======== Records shown

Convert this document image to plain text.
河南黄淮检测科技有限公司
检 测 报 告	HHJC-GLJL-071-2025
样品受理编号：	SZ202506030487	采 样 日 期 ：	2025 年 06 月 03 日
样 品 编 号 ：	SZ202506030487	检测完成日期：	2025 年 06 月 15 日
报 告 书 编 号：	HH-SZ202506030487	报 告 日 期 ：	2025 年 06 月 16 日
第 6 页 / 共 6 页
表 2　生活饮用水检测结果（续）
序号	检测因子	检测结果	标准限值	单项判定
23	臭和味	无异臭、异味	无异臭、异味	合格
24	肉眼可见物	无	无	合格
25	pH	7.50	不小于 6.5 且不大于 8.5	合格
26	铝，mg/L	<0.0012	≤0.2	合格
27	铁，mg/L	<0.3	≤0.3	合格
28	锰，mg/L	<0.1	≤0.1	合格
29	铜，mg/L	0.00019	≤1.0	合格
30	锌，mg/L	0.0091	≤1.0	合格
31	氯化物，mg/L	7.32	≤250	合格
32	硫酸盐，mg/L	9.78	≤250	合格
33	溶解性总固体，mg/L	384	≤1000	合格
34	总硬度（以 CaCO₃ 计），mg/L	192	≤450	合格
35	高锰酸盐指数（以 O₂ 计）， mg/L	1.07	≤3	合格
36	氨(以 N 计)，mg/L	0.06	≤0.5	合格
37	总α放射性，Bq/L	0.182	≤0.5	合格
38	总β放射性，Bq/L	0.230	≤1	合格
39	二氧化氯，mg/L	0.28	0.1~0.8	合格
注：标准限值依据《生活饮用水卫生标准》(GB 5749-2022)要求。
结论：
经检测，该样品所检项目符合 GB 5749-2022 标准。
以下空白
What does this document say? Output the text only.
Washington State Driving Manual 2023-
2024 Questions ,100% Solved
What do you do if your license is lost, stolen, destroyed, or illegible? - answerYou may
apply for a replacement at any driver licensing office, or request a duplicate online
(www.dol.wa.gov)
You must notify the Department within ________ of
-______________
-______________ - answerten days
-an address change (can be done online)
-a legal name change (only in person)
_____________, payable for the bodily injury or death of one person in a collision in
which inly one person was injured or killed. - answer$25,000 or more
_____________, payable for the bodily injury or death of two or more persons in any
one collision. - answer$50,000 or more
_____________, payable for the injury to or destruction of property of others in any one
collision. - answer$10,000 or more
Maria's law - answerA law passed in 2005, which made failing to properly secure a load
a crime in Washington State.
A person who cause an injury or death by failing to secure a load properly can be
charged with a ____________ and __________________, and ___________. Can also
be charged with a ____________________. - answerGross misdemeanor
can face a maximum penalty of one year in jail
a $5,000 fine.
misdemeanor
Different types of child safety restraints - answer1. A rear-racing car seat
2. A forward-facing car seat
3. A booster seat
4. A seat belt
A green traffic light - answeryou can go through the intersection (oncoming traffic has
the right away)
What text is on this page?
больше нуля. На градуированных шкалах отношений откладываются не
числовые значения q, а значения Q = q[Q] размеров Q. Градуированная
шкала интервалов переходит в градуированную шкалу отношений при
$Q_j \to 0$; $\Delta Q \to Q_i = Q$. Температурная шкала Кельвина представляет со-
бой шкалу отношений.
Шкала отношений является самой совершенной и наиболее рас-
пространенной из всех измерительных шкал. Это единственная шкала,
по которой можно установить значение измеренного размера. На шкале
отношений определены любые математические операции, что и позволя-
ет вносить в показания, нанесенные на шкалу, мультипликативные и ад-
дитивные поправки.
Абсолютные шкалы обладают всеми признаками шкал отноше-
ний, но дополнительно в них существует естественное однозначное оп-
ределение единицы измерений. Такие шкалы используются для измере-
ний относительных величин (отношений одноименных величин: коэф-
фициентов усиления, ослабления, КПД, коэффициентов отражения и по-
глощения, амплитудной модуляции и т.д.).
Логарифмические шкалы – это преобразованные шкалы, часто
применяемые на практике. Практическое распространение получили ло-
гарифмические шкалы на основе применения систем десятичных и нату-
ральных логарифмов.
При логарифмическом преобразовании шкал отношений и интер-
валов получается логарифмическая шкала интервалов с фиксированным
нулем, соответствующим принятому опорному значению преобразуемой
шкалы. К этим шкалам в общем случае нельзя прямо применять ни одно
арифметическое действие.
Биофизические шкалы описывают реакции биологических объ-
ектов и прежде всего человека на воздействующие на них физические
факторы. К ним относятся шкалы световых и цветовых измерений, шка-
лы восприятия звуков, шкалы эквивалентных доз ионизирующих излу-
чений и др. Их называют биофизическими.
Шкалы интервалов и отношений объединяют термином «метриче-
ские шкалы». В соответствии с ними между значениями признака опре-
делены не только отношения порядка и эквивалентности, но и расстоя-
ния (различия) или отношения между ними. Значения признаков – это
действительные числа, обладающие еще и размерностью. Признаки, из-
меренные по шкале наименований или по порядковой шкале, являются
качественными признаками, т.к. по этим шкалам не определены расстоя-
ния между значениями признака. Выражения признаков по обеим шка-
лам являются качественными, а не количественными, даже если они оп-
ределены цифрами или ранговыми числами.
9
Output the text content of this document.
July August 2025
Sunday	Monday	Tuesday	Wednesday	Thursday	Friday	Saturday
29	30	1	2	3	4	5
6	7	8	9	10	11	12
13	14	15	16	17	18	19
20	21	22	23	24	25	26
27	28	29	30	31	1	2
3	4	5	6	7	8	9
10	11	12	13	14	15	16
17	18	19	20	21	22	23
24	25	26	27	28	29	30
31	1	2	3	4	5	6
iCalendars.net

================

Task objective
Extract, exactly as they appear, the lines from the one containing "Output the text content of this document." through the final line.

Solution
Output the text content of this document.
July August 2025
Sunday	Monday	Tuesday	Wednesday	Thursday	Friday	Saturday
29	30	1	2	3	4	5
6	7	8	9	10	11	12
13	14	15	16	17	18	19
20	21	22	23	24	25	26
27	28	29	30	31	1	2
3	4	5	6	7	8	9
10	11	12	13	14	15	16
17	18	19	20	21	22	23
24	25	26	27	28	29	30
31	1	2	3	4	5	6
iCalendars.net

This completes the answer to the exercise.